--- BEGIN EXTRACTED ENTRIES ---

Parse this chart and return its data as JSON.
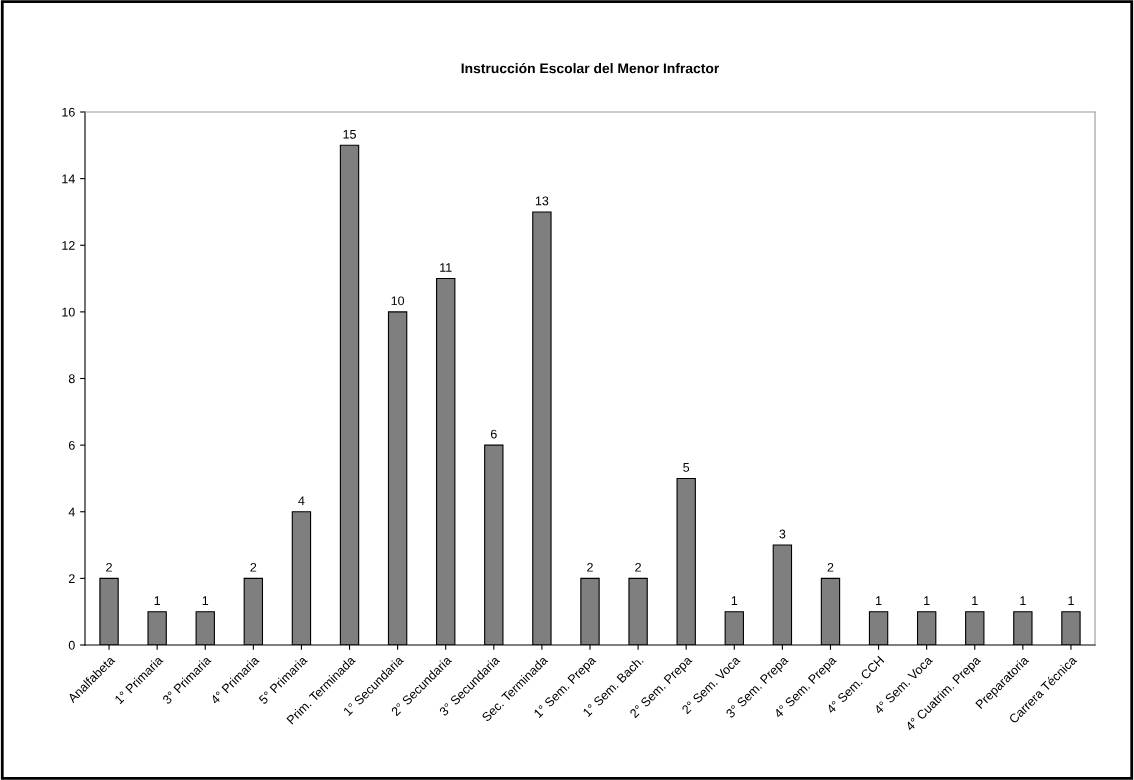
{
  "chart_data": {
    "type": "bar",
    "title": "Instrucción Escolar del Menor Infractor",
    "categories": [
      "Analfabeta",
      "1° Primaria",
      "3° Primaria",
      "4° Primaria",
      "5° Primaria",
      "Prim. Terminada",
      "1° Secundaria",
      "2° Secundaria",
      "3° Secundaria",
      "Sec. Terminada",
      "1° Sem. Prepa",
      "1° Sem. Bach.",
      "2° Sem. Prepa",
      "2° Sem. Voca",
      "3° Sem. Prepa",
      "4° Sem. Prepa",
      "4° Sem. CCH",
      "4° Sem. Voca",
      "4° Cuatrim. Prepa",
      "Preparatoria",
      "Carrera Técnica"
    ],
    "values": [
      2,
      1,
      1,
      2,
      4,
      15,
      10,
      11,
      6,
      13,
      2,
      2,
      5,
      1,
      3,
      2,
      1,
      1,
      1,
      1,
      1
    ],
    "color": "#7f7f7f",
    "ylim": [
      0,
      16
    ],
    "yticks": [
      0,
      2,
      4,
      6,
      8,
      10,
      12,
      14,
      16
    ],
    "grid": false,
    "data_labels": true
  }
}
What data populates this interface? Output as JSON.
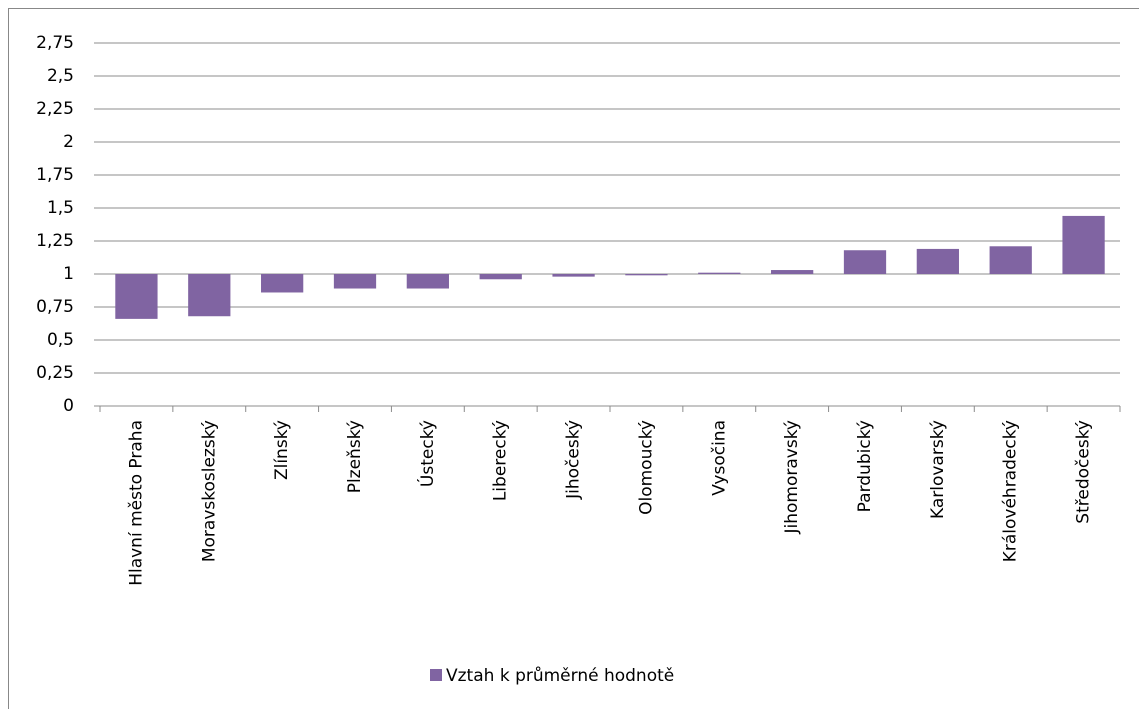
{
  "chart_data": {
    "type": "bar",
    "categories": [
      "Hlavní město Praha",
      "Moravskoslezský",
      "Zlínský",
      "Plzeňský",
      "Ústecký",
      "Liberecký",
      "Jihočeský",
      "Olomoucký",
      "Vysočina",
      "Jihomoravský",
      "Pardubický",
      "Karlovarský",
      "Královéhradecký",
      "Středočeský"
    ],
    "series": [
      {
        "name": "Vztah k průměrné hodnotě",
        "color": "#8064a2",
        "values": [
          0.66,
          0.68,
          0.86,
          0.89,
          0.89,
          0.96,
          0.98,
          0.99,
          1.01,
          1.03,
          1.18,
          1.19,
          1.21,
          1.44
        ]
      }
    ],
    "bar_base": 1,
    "ylim": [
      0,
      2.75
    ],
    "yticks": [
      0,
      {
        "value": 0.25,
        "label": "0,25"
      },
      {
        "value": 0.5,
        "label": "0,5"
      },
      {
        "value": 0.75,
        "label": "0,75"
      },
      1,
      {
        "value": 1.25,
        "label": "1,25"
      },
      {
        "value": 1.5,
        "label": "1,5"
      },
      {
        "value": 1.75,
        "label": "1,75"
      },
      2,
      {
        "value": 2.25,
        "label": "2,25"
      },
      {
        "value": 2.5,
        "label": "2,5"
      },
      {
        "value": 2.75,
        "label": "2,75"
      }
    ],
    "grid": true,
    "legend": "bottom"
  }
}
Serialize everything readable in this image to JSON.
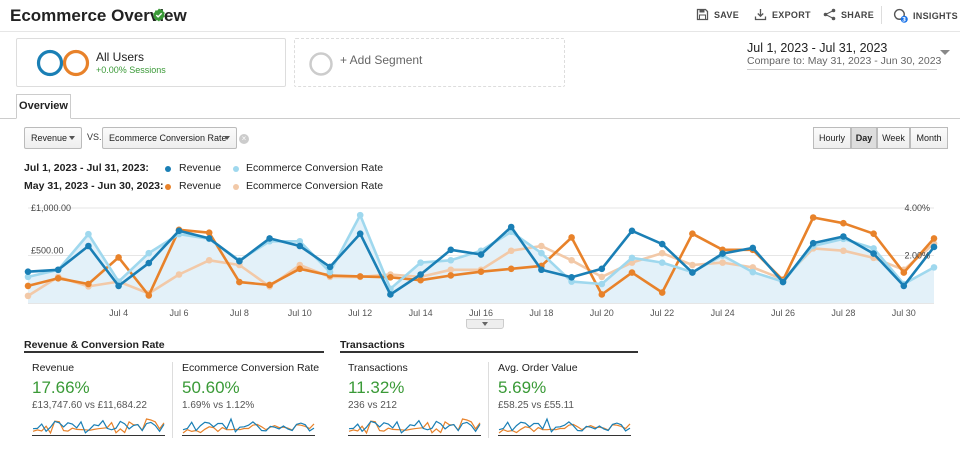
{
  "header": {
    "title": "Ecommerce Overview",
    "save": "SAVE",
    "export": "EXPORT",
    "share": "SHARE",
    "insights": "INSIGHTS",
    "insights_badge": "3"
  },
  "segments": {
    "all_users": {
      "name": "All Users",
      "sub": "+0.00% Sessions"
    },
    "add_label": "+ Add Segment"
  },
  "date": {
    "range": "Jul 1, 2023 - Jul 31, 2023",
    "compare": "Compare to: May 31, 2023 - Jun 30, 2023"
  },
  "tabs": {
    "overview": "Overview"
  },
  "controls": {
    "metric1": "Revenue",
    "vs": "VS.",
    "metric2": "Ecommerce Conversion Rate",
    "periods": [
      "Hourly",
      "Day",
      "Week",
      "Month"
    ],
    "active_period": "Day"
  },
  "legend": {
    "row1_label": "Jul 1, 2023 - Jul 31, 2023:",
    "row2_label": "May 31, 2023 - Jun 30, 2023:",
    "revenue": "Revenue",
    "conversion": "Ecommerce Conversion Rate"
  },
  "colors": {
    "revenue_current": "#1a7fb5",
    "conversion_current": "#9fd8ee",
    "revenue_previous": "#e8822a",
    "conversion_previous": "#f2c9a8",
    "area_fill": "#e3f1f9",
    "positive": "#3a9a37"
  },
  "chart_data": {
    "type": "line",
    "y_left_labels": [
      "£1,000.00",
      "£500.00"
    ],
    "y_left_range": [
      0,
      1000
    ],
    "y_right_labels": [
      "4.00%",
      "2.00%"
    ],
    "y_right_range": [
      0,
      4
    ],
    "x_labels": [
      "Jul 4",
      "Jul 6",
      "Jul 8",
      "Jul 10",
      "Jul 12",
      "Jul 14",
      "Jul 16",
      "Jul 18",
      "Jul 20",
      "Jul 22",
      "Jul 24",
      "Jul 26",
      "Jul 28",
      "Jul 30"
    ],
    "x_label_days": [
      4,
      6,
      8,
      10,
      12,
      14,
      16,
      18,
      20,
      22,
      24,
      26,
      28,
      30
    ],
    "days": [
      1,
      2,
      3,
      4,
      5,
      6,
      7,
      8,
      9,
      10,
      11,
      12,
      13,
      14,
      15,
      16,
      17,
      18,
      19,
      20,
      21,
      22,
      23,
      24,
      25,
      26,
      27,
      28,
      29,
      30,
      31
    ],
    "series": [
      {
        "name": "Revenue (Jul 1, 2023 - Jul 31, 2023)",
        "values": [
          330,
          350,
          600,
          180,
          420,
          760,
          680,
          440,
          680,
          600,
          380,
          730,
          90,
          300,
          560,
          510,
          800,
          350,
          270,
          360,
          760,
          620,
          320,
          520,
          580,
          220,
          630,
          700,
          520,
          180,
          590
        ]
      },
      {
        "name": "Ecommerce Conversion Rate (Jul 1, 2023 - Jul 31, 2023)",
        "values": [
          1.1,
          1.4,
          2.9,
          0.9,
          2.1,
          2.9,
          2.7,
          1.8,
          2.6,
          2.6,
          1.3,
          3.7,
          0.6,
          1.7,
          1.8,
          2.2,
          3.0,
          2.1,
          0.9,
          0.8,
          1.9,
          1.7,
          1.3,
          2.0,
          1.3,
          0.9,
          2.4,
          2.7,
          2.3,
          0.8,
          1.5
        ]
      },
      {
        "name": "Revenue (May 31, 2023 - Jun 30, 2023)",
        "values": [
          180,
          260,
          200,
          480,
          80,
          770,
          740,
          220,
          190,
          360,
          290,
          280,
          270,
          240,
          290,
          330,
          360,
          390,
          690,
          90,
          320,
          110,
          730,
          560,
          560,
          240,
          900,
          840,
          730,
          320,
          680
        ]
      },
      {
        "name": "Ecommerce Conversion Rate (May 31, 2023 - Jun 30, 2023)",
        "values": [
          0.3,
          1.1,
          0.7,
          0.9,
          0.4,
          1.2,
          1.8,
          1.6,
          0.7,
          1.6,
          1.1,
          1.1,
          1.2,
          1.1,
          1.4,
          1.4,
          2.2,
          2.4,
          1.8,
          1.1,
          1.7,
          2.1,
          1.6,
          1.7,
          1.5,
          1.0,
          2.3,
          2.2,
          1.9,
          1.4,
          2.5
        ]
      }
    ]
  },
  "metrics": {
    "group1_title": "Revenue & Conversion Rate",
    "group2_title": "Transactions",
    "tiles": [
      {
        "name": "Revenue",
        "pct": "17.66%",
        "cmp": "£13,747.60 vs £11,684.22"
      },
      {
        "name": "Ecommerce Conversion Rate",
        "pct": "50.60%",
        "cmp": "1.69% vs 1.12%"
      },
      {
        "name": "Transactions",
        "pct": "11.32%",
        "cmp": "236 vs 212"
      },
      {
        "name": "Avg. Order Value",
        "pct": "5.69%",
        "cmp": "£58.25 vs £55.11"
      }
    ]
  }
}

--- END EXTRACTED ENTRIES ---

> [EXERCISE INSTRUCTIONS]
Quote all of the entries word for word, omitting any pictures.

> [EXPECTED ANSWER]
Parse this chart and return its data as JSON.
{
  "chart_data": {
    "type": "bar",
    "title": "Instrucción Escolar del Menor Infractor",
    "categories": [
      "Analfabeta",
      "1° Primaria",
      "3° Primaria",
      "4° Primaria",
      "5° Primaria",
      "Prim. Terminada",
      "1° Secundaria",
      "2° Secundaria",
      "3° Secundaria",
      "Sec. Terminada",
      "1° Sem. Prepa",
      "1° Sem. Bach.",
      "2° Sem. Prepa",
      "2° Sem. Voca",
      "3° Sem. Prepa",
      "4° Sem. Prepa",
      "4° Sem. CCH",
      "4° Sem. Voca",
      "4° Cuatrim. Prepa",
      "Preparatoria",
      "Carrera Técnica"
    ],
    "values": [
      2,
      1,
      1,
      2,
      4,
      15,
      10,
      11,
      6,
      13,
      2,
      2,
      5,
      1,
      3,
      2,
      1,
      1,
      1,
      1,
      1
    ],
    "color": "#7f7f7f",
    "ylim": [
      0,
      16
    ],
    "yticks": [
      0,
      2,
      4,
      6,
      8,
      10,
      12,
      14,
      16
    ],
    "grid": false,
    "data_labels": true
  }
}
What data populates this interface? Output as JSON.
{
  "chart_data": {
    "type": "bar",
    "categories": [
      "Hlavní město Praha",
      "Moravskoslezský",
      "Zlínský",
      "Plzeňský",
      "Ústecký",
      "Liberecký",
      "Jihočeský",
      "Olomoucký",
      "Vysočina",
      "Jihomoravský",
      "Pardubický",
      "Karlovarský",
      "Královéhradecký",
      "Středočeský"
    ],
    "series": [
      {
        "name": "Vztah k průměrné hodnotě",
        "color": "#8064a2",
        "values": [
          0.66,
          0.68,
          0.86,
          0.89,
          0.89,
          0.96,
          0.98,
          0.99,
          1.01,
          1.03,
          1.18,
          1.19,
          1.21,
          1.44
        ]
      }
    ],
    "bar_base": 1,
    "ylim": [
      0,
      2.75
    ],
    "yticks": [
      0,
      {
        "value": 0.25,
        "label": "0,25"
      },
      {
        "value": 0.5,
        "label": "0,5"
      },
      {
        "value": 0.75,
        "label": "0,75"
      },
      1,
      {
        "value": 1.25,
        "label": "1,25"
      },
      {
        "value": 1.5,
        "label": "1,5"
      },
      {
        "value": 1.75,
        "label": "1,75"
      },
      2,
      {
        "value": 2.25,
        "label": "2,25"
      },
      {
        "value": 2.5,
        "label": "2,5"
      },
      {
        "value": 2.75,
        "label": "2,75"
      }
    ],
    "grid": true,
    "legend": "bottom"
  }
}
Serialize everything readable in this image to JSON.
{
  "header": {
    "title": "Ecommerce Overview",
    "save": "SAVE",
    "export": "EXPORT",
    "share": "SHARE",
    "insights": "INSIGHTS",
    "insights_badge": "3"
  },
  "segments": {
    "all_users": {
      "name": "All Users",
      "sub": "+0.00% Sessions"
    },
    "add_label": "+ Add Segment"
  },
  "date": {
    "range": "Jul 1, 2023 - Jul 31, 2023",
    "compare": "Compare to: May 31, 2023 - Jun 30, 2023"
  },
  "tabs": {
    "overview": "Overview"
  },
  "controls": {
    "metric1": "Revenue",
    "vs": "VS.",
    "metric2": "Ecommerce Conversion Rate",
    "periods": [
      "Hourly",
      "Day",
      "Week",
      "Month"
    ],
    "active_period": "Day"
  },
  "legend": {
    "row1_label": "Jul 1, 2023 - Jul 31, 2023:",
    "row2_label": "May 31, 2023 - Jun 30, 2023:",
    "revenue": "Revenue",
    "conversion": "Ecommerce Conversion Rate"
  },
  "colors": {
    "revenue_current": "#1a7fb5",
    "conversion_current": "#9fd8ee",
    "revenue_previous": "#e8822a",
    "conversion_previous": "#f2c9a8",
    "area_fill": "#e3f1f9",
    "positive": "#3a9a37"
  },
  "chart_data": {
    "type": "line",
    "y_left_labels": [
      "£1,000.00",
      "£500.00"
    ],
    "y_left_range": [
      0,
      1000
    ],
    "y_right_labels": [
      "4.00%",
      "2.00%"
    ],
    "y_right_range": [
      0,
      4
    ],
    "x_labels": [
      "Jul 4",
      "Jul 6",
      "Jul 8",
      "Jul 10",
      "Jul 12",
      "Jul 14",
      "Jul 16",
      "Jul 18",
      "Jul 20",
      "Jul 22",
      "Jul 24",
      "Jul 26",
      "Jul 28",
      "Jul 30"
    ],
    "x_label_days": [
      4,
      6,
      8,
      10,
      12,
      14,
      16,
      18,
      20,
      22,
      24,
      26,
      28,
      30
    ],
    "days": [
      1,
      2,
      3,
      4,
      5,
      6,
      7,
      8,
      9,
      10,
      11,
      12,
      13,
      14,
      15,
      16,
      17,
      18,
      19,
      20,
      21,
      22,
      23,
      24,
      25,
      26,
      27,
      28,
      29,
      30,
      31
    ],
    "series": [
      {
        "name": "Revenue (Jul 1, 2023 - Jul 31, 2023)",
        "values": [
          330,
          350,
          600,
          180,
          420,
          760,
          680,
          440,
          680,
          600,
          380,
          730,
          90,
          300,
          560,
          510,
          800,
          350,
          270,
          360,
          760,
          620,
          320,
          520,
          580,
          220,
          630,
          700,
          520,
          180,
          590
        ]
      },
      {
        "name": "Ecommerce Conversion Rate (Jul 1, 2023 - Jul 31, 2023)",
        "values": [
          1.1,
          1.4,
          2.9,
          0.9,
          2.1,
          2.9,
          2.7,
          1.8,
          2.6,
          2.6,
          1.3,
          3.7,
          0.6,
          1.7,
          1.8,
          2.2,
          3.0,
          2.1,
          0.9,
          0.8,
          1.9,
          1.7,
          1.3,
          2.0,
          1.3,
          0.9,
          2.4,
          2.7,
          2.3,
          0.8,
          1.5
        ]
      },
      {
        "name": "Revenue (May 31, 2023 - Jun 30, 2023)",
        "values": [
          180,
          260,
          200,
          480,
          80,
          770,
          740,
          220,
          190,
          360,
          290,
          280,
          270,
          240,
          290,
          330,
          360,
          390,
          690,
          90,
          320,
          110,
          730,
          560,
          560,
          240,
          900,
          840,
          730,
          320,
          680
        ]
      },
      {
        "name": "Ecommerce Conversion Rate (May 31, 2023 - Jun 30, 2023)",
        "values": [
          0.3,
          1.1,
          0.7,
          0.9,
          0.4,
          1.2,
          1.8,
          1.6,
          0.7,
          1.6,
          1.1,
          1.1,
          1.2,
          1.1,
          1.4,
          1.4,
          2.2,
          2.4,
          1.8,
          1.1,
          1.7,
          2.1,
          1.6,
          1.7,
          1.5,
          1.0,
          2.3,
          2.2,
          1.9,
          1.4,
          2.5
        ]
      }
    ]
  },
  "metrics": {
    "group1_title": "Revenue & Conversion Rate",
    "group2_title": "Transactions",
    "tiles": [
      {
        "name": "Revenue",
        "pct": "17.66%",
        "cmp": "£13,747.60 vs £11,684.22"
      },
      {
        "name": "Ecommerce Conversion Rate",
        "pct": "50.60%",
        "cmp": "1.69% vs 1.12%"
      },
      {
        "name": "Transactions",
        "pct": "11.32%",
        "cmp": "236 vs 212"
      },
      {
        "name": "Avg. Order Value",
        "pct": "5.69%",
        "cmp": "£58.25 vs £55.11"
      }
    ]
  }
}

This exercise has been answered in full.